Soal
Tuliskan ulang seluruh kutipan teks tentang latihan menari ibu-ibu KCBI Surabaya di bawah ini, sama persis tanpa mengubah apa pun.

Berbusana serba-pink dipadu bawahan wastra Nusantara dan kipas di tangan. Ibu-ibu Komunitas Cinta Berkain Indonesia (KCBI) Surabaya tampil kompak dalam sesi rutin latihan menari di kawasan Tegalsari Selasa (14/2). Mayoritas sudah berusia 60 tahun, bahkan lebih. Namun, full semangat berlenggak-lenggok mengikuti arahan guru, Nunik Dwi Puspitaningsih.

SIANG itu (14/2) mereka berlatih tari Kebyar karya begawan seni (alm) Bagong Kussudiardja. ”Ya begini kalau latihan. Lengkap pakai dress code, pakai kain. Kadang kami rekam juga,” tutur Nunik.

Menari menjadi salah satu agenda kegiatan komunitas yang berdiri sejak 2016 tersebut. Di samping itu, ada line dance dan karawitan. Dari sekitar 150 anggota KCBI Surabaya, 25 di antaranya tergabung sebagai penari.

Entri yang Disediakan
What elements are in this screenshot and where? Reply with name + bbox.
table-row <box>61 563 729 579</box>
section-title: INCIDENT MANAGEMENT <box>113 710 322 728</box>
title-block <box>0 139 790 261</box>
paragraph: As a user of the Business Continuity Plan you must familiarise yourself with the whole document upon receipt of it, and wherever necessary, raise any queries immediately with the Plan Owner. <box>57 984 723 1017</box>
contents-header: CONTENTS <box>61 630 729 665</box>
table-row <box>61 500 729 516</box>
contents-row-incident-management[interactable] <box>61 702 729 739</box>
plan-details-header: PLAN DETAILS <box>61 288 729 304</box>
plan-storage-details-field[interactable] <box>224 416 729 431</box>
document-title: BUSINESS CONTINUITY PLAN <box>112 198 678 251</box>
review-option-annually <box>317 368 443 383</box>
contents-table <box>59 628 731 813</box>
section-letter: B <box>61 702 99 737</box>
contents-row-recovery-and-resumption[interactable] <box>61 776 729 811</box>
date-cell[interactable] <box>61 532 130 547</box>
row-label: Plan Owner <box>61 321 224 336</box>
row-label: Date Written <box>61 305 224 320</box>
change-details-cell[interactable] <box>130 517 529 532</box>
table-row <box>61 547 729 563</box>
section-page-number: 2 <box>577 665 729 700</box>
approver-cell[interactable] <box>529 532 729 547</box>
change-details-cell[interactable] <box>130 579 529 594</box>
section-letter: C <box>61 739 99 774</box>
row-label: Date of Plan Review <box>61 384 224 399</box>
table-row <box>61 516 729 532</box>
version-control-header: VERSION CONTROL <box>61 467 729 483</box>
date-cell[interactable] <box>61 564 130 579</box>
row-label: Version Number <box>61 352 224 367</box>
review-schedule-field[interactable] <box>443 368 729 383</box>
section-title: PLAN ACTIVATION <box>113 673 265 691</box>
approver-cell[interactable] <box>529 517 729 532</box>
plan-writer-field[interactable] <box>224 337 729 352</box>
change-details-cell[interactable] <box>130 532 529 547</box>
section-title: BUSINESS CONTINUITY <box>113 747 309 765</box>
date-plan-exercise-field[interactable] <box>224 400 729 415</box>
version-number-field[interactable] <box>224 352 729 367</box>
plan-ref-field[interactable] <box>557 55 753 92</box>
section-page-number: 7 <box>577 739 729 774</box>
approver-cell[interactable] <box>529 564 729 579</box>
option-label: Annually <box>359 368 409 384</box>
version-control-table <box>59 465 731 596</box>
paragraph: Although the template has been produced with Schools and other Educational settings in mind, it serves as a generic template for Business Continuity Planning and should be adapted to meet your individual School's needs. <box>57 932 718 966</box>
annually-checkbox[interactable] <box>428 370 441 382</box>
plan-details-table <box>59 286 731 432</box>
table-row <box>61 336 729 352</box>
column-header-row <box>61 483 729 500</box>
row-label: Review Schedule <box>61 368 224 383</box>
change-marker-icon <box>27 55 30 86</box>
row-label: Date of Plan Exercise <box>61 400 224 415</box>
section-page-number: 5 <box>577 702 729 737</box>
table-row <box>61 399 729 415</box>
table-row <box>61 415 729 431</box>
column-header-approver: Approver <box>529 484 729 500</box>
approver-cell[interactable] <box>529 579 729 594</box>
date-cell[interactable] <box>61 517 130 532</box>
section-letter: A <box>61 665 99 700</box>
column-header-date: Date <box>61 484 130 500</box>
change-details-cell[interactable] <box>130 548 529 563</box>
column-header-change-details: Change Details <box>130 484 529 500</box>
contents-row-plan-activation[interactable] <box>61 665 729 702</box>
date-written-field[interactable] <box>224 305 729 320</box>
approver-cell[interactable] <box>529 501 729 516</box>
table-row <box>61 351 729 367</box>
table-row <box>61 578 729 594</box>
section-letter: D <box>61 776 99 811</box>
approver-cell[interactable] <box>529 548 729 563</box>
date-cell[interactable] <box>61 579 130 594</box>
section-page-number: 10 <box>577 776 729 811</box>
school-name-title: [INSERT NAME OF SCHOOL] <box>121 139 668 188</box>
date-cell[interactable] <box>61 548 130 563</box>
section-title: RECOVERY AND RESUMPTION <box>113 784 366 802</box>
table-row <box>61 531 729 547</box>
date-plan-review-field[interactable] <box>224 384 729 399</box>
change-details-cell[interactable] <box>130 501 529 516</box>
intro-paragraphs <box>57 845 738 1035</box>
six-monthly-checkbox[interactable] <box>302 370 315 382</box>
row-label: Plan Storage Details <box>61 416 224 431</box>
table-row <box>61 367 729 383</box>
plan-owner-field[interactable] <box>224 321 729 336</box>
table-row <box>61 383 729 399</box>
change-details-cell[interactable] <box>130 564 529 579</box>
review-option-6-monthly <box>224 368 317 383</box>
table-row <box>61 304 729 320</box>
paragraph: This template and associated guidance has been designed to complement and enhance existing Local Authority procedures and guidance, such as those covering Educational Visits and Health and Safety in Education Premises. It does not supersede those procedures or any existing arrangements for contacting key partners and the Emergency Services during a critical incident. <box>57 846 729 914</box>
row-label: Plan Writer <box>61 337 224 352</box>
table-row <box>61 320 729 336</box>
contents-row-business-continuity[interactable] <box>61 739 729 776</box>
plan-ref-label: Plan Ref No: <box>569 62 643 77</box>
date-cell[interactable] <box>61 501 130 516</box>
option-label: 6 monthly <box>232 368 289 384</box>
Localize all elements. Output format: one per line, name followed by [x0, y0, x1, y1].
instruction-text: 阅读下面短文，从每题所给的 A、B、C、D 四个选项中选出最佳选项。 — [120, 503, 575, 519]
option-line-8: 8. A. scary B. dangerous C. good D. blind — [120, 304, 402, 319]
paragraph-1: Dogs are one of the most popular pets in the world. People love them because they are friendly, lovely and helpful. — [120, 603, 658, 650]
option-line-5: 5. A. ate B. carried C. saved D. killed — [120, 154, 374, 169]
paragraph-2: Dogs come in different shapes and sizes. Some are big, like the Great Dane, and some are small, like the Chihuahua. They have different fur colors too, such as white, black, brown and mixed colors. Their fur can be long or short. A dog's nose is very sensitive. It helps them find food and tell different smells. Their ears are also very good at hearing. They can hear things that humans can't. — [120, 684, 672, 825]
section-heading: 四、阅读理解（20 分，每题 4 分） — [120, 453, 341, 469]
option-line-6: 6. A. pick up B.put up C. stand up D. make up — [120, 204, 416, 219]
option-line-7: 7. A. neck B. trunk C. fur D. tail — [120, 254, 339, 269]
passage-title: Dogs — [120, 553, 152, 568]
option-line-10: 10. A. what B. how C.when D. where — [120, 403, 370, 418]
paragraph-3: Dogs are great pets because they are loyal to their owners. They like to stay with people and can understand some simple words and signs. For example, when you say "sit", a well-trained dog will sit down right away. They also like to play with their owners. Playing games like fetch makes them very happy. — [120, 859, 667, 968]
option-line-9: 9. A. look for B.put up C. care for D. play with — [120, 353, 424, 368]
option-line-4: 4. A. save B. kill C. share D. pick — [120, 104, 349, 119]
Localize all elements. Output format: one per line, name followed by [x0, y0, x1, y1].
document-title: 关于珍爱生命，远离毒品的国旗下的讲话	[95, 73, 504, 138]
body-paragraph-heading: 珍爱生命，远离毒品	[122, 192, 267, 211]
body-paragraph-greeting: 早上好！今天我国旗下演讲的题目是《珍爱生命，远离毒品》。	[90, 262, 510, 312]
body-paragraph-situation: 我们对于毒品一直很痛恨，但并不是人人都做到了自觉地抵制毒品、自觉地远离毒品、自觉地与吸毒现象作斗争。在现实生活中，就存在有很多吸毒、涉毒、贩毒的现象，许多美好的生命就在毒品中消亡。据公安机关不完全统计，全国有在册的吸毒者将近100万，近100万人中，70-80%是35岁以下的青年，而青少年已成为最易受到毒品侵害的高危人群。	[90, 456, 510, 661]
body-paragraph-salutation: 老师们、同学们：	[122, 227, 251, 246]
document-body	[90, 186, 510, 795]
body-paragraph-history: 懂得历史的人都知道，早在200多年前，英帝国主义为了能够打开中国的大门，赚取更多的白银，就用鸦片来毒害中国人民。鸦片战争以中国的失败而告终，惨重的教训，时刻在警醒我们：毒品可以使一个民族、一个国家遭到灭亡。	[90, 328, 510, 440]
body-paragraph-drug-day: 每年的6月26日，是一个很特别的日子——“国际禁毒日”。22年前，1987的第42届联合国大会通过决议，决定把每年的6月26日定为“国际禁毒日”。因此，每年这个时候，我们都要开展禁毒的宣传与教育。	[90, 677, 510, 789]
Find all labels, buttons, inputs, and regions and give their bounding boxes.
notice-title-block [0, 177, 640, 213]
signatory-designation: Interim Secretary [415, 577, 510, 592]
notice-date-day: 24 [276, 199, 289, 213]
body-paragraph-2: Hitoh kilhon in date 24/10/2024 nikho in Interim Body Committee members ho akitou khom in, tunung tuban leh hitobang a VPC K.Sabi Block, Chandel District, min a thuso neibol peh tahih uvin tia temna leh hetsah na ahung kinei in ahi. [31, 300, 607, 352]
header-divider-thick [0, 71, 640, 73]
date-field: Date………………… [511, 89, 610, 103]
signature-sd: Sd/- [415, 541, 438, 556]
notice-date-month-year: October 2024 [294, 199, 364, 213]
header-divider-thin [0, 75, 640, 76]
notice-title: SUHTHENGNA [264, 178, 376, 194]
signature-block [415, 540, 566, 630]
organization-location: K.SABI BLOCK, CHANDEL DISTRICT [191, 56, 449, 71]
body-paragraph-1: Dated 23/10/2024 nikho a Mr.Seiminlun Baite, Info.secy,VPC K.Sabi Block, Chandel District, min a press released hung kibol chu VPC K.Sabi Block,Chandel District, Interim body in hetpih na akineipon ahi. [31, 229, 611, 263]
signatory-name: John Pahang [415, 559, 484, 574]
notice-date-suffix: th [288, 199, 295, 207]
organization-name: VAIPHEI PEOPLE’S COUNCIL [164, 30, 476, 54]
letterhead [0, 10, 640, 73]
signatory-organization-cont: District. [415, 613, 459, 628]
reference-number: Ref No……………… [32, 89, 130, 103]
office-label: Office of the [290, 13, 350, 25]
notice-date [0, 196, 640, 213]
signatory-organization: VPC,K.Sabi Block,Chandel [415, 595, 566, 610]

Hasil Latihan
Berbusana serba-pink dipadu bawahan wastra Nusantara dan kipas di tangan. Ibu-ibu Komunitas Cinta Berkain Indonesia (KCBI) Surabaya tampil kompak dalam sesi rutin latihan menari di kawasan Tegalsari Selasa (14/2). Mayoritas sudah berusia 60 tahun, bahkan lebih. Namun, full semangat berlenggak-lenggok mengikuti arahan guru, Nunik Dwi Puspitaningsih.

SIANG itu (14/2) mereka berlatih tari Kebyar karya begawan seni (alm) Bagong Kussudiardja. ”Ya begini kalau latihan. Lengkap pakai dress code, pakai kain. Kadang kami rekam juga,” tutur Nunik.

Menari menjadi salah satu agenda kegiatan komunitas yang berdiri sejak 2016 tersebut. Di samping itu, ada line dance dan karawitan. Dari sekitar 150 anggota KCBI Surabaya, 25 di antaranya tergabung sebagai penari.